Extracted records
┌──
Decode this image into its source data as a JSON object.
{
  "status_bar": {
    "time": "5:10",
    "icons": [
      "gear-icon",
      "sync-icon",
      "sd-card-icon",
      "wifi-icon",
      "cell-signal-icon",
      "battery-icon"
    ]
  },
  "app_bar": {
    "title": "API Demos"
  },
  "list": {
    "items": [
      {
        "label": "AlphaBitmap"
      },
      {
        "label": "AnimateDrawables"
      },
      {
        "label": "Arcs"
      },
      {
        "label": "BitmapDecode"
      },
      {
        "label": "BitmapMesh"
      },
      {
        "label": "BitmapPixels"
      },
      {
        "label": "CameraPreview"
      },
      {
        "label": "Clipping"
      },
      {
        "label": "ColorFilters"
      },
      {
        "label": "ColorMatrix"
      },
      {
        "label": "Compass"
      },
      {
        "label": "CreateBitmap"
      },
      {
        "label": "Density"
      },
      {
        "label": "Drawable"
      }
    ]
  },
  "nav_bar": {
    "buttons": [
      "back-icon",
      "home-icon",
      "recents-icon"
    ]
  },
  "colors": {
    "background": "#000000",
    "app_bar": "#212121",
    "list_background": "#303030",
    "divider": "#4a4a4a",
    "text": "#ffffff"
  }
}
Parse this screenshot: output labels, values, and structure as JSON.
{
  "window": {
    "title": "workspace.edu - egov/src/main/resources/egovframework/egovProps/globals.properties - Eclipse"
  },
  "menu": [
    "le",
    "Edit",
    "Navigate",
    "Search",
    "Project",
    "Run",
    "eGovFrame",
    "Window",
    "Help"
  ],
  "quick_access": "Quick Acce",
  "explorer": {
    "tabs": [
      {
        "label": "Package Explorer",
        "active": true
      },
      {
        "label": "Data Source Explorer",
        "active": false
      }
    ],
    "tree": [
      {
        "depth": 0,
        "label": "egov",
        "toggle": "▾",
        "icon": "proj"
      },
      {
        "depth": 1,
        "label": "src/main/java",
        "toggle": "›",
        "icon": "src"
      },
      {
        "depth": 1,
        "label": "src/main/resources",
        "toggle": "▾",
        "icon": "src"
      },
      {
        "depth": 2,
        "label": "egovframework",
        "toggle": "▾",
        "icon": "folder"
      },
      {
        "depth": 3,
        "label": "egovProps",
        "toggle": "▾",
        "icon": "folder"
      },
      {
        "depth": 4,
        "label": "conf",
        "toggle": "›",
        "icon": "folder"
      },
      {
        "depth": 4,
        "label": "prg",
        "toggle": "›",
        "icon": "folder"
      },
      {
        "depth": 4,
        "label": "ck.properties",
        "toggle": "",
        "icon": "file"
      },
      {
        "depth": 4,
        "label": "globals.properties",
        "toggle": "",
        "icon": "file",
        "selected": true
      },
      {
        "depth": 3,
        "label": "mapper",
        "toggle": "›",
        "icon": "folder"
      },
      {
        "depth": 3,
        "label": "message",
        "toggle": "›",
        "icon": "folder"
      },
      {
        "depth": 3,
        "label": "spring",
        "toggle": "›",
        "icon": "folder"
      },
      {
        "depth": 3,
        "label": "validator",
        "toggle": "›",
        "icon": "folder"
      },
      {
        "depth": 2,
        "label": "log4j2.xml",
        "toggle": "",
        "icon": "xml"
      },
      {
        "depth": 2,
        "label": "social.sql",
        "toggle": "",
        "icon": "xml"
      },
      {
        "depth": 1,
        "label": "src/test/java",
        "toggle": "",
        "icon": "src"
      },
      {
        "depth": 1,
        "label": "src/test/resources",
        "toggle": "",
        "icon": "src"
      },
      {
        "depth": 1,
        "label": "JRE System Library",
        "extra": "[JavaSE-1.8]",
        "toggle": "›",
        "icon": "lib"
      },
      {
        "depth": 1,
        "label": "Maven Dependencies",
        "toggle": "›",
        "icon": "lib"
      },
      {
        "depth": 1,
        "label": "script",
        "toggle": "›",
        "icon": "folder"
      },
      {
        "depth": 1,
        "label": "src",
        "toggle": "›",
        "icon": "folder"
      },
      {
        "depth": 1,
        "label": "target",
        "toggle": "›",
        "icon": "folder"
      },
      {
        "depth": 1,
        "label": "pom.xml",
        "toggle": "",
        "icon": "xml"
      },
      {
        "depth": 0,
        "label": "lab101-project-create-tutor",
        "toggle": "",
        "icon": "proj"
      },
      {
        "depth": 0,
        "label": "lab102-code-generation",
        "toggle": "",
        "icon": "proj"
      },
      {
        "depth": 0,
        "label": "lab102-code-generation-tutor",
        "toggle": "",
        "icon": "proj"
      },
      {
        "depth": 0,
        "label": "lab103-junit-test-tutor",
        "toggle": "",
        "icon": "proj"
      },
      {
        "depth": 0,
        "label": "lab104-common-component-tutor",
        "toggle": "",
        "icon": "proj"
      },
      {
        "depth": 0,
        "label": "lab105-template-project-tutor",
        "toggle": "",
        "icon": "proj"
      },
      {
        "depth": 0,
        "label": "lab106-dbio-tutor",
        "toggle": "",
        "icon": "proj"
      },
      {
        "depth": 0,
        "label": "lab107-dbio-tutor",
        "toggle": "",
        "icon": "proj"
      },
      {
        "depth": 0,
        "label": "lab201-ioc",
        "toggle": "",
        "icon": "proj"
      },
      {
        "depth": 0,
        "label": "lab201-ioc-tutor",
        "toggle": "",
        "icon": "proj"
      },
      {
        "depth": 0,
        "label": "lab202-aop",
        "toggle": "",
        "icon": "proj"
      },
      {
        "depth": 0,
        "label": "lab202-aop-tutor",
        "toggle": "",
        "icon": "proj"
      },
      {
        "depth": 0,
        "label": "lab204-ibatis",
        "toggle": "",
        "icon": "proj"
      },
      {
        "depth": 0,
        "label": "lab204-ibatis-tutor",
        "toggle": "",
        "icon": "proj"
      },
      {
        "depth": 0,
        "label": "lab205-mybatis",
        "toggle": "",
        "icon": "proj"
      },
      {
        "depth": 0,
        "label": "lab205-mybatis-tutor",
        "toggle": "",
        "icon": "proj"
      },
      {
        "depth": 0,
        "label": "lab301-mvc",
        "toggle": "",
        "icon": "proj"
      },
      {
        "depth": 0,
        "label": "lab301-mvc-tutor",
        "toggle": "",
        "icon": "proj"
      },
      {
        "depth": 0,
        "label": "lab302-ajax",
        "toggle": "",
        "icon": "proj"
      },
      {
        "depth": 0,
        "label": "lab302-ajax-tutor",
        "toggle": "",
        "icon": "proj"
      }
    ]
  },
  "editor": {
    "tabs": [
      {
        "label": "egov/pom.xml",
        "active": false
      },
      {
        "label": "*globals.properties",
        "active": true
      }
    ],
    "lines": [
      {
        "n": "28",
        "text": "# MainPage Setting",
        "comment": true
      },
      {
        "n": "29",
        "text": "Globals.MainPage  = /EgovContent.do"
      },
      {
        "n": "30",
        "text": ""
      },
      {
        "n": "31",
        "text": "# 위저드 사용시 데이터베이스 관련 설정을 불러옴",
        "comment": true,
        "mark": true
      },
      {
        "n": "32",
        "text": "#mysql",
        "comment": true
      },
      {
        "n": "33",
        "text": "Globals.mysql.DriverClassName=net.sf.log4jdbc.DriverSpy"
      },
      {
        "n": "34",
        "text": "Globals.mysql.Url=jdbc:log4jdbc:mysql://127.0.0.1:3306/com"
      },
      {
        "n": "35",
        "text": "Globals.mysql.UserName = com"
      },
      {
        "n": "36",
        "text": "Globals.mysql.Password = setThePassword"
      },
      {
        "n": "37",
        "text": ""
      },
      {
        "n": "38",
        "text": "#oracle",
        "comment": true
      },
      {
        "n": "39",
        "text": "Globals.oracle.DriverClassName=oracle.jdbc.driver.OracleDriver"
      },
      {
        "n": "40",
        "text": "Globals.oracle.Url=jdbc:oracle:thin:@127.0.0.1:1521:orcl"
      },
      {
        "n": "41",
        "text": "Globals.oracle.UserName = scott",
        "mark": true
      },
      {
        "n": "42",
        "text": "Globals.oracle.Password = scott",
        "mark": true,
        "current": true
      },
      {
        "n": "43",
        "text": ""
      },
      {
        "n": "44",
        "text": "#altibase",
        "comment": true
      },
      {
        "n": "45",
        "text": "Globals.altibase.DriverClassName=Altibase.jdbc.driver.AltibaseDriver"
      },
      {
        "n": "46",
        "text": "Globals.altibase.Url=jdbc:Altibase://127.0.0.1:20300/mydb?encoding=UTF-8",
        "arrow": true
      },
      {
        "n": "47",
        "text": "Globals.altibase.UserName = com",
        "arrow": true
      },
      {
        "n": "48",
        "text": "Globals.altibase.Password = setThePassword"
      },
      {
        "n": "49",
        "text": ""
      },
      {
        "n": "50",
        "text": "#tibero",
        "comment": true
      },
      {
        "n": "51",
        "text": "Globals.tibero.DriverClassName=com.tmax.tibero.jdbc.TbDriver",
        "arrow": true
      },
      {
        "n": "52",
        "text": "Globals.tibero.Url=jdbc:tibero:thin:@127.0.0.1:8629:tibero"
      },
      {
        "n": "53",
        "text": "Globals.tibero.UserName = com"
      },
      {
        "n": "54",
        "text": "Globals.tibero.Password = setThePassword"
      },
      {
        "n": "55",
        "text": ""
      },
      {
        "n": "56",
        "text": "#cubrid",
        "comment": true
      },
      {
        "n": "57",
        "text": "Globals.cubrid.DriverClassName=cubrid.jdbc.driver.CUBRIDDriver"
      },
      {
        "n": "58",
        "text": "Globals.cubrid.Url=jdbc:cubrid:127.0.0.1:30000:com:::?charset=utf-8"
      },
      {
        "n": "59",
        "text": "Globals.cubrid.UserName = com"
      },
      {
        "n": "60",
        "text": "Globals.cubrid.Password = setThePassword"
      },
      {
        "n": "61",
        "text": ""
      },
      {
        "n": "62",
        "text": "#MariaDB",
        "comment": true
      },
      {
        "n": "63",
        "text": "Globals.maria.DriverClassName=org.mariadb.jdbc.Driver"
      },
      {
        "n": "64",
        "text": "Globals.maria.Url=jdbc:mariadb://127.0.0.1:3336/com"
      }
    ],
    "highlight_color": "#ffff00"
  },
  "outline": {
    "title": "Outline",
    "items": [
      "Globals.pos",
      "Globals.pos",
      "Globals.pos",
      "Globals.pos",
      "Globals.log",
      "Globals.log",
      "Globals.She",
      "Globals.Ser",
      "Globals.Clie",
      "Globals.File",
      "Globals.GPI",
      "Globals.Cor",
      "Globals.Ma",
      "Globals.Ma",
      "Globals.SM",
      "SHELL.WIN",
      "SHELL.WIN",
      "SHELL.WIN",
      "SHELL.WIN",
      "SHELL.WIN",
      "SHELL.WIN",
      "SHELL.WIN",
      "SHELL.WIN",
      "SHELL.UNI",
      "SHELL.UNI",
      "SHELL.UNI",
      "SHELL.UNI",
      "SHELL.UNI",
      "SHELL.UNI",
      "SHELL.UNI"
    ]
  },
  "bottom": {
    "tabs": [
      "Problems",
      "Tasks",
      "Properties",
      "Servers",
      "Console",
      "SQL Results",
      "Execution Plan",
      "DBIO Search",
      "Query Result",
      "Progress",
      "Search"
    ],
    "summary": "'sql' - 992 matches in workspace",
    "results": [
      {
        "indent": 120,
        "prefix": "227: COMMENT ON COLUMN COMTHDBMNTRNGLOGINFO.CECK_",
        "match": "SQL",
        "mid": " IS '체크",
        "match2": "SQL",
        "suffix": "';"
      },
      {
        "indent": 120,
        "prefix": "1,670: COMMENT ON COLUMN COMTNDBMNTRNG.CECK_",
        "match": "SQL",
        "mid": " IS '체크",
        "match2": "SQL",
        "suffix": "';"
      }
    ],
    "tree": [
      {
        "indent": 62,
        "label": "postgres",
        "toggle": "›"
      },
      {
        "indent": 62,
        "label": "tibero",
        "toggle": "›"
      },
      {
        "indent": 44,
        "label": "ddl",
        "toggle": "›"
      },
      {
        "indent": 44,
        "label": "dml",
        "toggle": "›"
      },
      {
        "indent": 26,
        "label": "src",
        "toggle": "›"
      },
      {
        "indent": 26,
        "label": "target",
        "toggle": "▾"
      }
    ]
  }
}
└──
What you have to do »
Check each line of the records for the word "mysql", and show the lines that contain it.

Result below »
        "text": "#mysql",
        "text": "Globals.mysql.DriverClassName=net.sf.log4jdbc.DriverSpy"
        "text": "Globals.mysql.Url=jdbc:log4jdbc:mysql://127.0.0.1:3306/com"
        "text": "Globals.mysql.UserName = com"
        "text": "Globals.mysql.Password = setThePassword"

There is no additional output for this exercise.